TASK REQUIREMENTS: Give the data again, word for word.

Stored dataset items:
=-=-=-=-=
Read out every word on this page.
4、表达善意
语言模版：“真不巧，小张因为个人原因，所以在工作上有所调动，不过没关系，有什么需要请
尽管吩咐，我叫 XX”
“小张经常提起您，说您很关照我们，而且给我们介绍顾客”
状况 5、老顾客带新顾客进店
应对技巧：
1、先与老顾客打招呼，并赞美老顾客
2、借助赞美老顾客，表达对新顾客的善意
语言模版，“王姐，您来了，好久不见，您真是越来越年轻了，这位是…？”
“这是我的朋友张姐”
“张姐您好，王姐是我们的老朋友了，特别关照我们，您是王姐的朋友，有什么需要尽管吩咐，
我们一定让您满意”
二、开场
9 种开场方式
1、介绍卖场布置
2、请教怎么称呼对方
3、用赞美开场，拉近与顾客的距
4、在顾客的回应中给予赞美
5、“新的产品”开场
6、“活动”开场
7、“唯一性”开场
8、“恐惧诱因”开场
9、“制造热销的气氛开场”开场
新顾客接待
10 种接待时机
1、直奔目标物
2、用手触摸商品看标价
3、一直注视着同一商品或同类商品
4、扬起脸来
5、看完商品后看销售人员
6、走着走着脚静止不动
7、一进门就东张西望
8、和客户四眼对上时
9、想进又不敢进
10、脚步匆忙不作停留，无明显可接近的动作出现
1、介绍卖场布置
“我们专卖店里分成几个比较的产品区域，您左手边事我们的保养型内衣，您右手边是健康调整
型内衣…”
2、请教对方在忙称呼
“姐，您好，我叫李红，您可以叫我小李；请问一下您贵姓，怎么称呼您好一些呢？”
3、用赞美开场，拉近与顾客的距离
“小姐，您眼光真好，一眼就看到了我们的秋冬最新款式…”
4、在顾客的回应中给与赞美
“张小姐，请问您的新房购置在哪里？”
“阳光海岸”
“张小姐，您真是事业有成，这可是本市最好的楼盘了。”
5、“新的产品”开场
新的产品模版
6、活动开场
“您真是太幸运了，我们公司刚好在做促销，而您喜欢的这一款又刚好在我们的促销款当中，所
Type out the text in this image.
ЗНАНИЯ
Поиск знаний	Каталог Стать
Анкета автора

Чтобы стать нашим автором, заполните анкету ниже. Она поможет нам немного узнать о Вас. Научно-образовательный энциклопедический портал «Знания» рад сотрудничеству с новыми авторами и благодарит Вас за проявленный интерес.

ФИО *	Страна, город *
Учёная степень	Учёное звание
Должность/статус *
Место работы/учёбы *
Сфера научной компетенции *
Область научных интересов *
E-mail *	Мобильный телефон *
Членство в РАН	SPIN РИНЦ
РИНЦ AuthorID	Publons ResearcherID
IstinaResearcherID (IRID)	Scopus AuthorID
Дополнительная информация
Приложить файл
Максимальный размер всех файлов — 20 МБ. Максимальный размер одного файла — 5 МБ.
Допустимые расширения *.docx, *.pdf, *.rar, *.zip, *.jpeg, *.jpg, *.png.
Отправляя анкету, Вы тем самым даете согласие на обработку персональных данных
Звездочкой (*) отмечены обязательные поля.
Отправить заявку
=-=-=-=-=
SOLUTION TO THE PROBLEM:
Read out every word on this page.
4、表达善意
语言模版：“真不巧，小张因为个人原因，所以在工作上有所调动，不过没关系，有什么需要请
尽管吩咐，我叫 XX”
“小张经常提起您，说您很关照我们，而且给我们介绍顾客”
状况 5、老顾客带新顾客进店
应对技巧：
1、先与老顾客打招呼，并赞美老顾客
2、借助赞美老顾客，表达对新顾客的善意
语言模版，“王姐，您来了，好久不见，您真是越来越年轻了，这位是…？”
“这是我的朋友张姐”
“张姐您好，王姐是我们的老朋友了，特别关照我们，您是王姐的朋友，有什么需要尽管吩咐，
我们一定让您满意”
二、开场
9 种开场方式
1、介绍卖场布置
2、请教怎么称呼对方
3、用赞美开场，拉近与顾客的距
4、在顾客的回应中给予赞美
5、“新的产品”开场
6、“活动”开场
7、“唯一性”开场
8、“恐惧诱因”开场
9、“制造热销的气氛开场”开场
新顾客接待
10 种接待时机
1、直奔目标物
2、用手触摸商品看标价
3、一直注视着同一商品或同类商品
4、扬起脸来
5、看完商品后看销售人员
6、走着走着脚静止不动
7、一进门就东张西望
8、和客户四眼对上时
9、想进又不敢进
10、脚步匆忙不作停留，无明显可接近的动作出现
1、介绍卖场布置
“我们专卖店里分成几个比较的产品区域，您左手边事我们的保养型内衣，您右手边是健康调整
型内衣…”
2、请教对方在忙称呼
“姐，您好，我叫李红，您可以叫我小李；请问一下您贵姓，怎么称呼您好一些呢？”
3、用赞美开场，拉近与顾客的距离
“小姐，您眼光真好，一眼就看到了我们的秋冬最新款式…”
4、在顾客的回应中给与赞美
“张小姐，请问您的新房购置在哪里？”
“阳光海岸”
“张小姐，您真是事业有成，这可是本市最好的楼盘了。”
5、“新的产品”开场
新的产品模版
6、活动开场
“您真是太幸运了，我们公司刚好在做促销，而您喜欢的这一款又刚好在我们的促销款当中，所
Type out the text in this image.
ЗНАНИЯ
Поиск знаний	Каталог Стать
Анкета автора

Чтобы стать нашим автором, заполните анкету ниже. Она поможет нам немного узнать о Вас. Научно-образовательный энциклопедический портал «Знания» рад сотрудничеству с новыми авторами и благодарит Вас за проявленный интерес.

ФИО *	Страна, город *
Учёная степень	Учёное звание
Должность/статус *
Место работы/учёбы *
Сфера научной компетенции *
Область научных интересов *
E-mail *	Мобильный телефон *
Членство в РАН	SPIN РИНЦ
РИНЦ AuthorID	Publons ResearcherID
IstinaResearcherID (IRID)	Scopus AuthorID
Дополнительная информация
Приложить файл
Максимальный размер всех файлов — 20 МБ. Максимальный размер одного файла — 5 МБ.
Допустимые расширения *.docx, *.pdf, *.rar, *.zip, *.jpeg, *.jpg, *.png.
Отправляя анкету, Вы тем самым даете согласие на обработку персональных данных
Звездочкой (*) отмечены обязательные поля.
Отправить заявку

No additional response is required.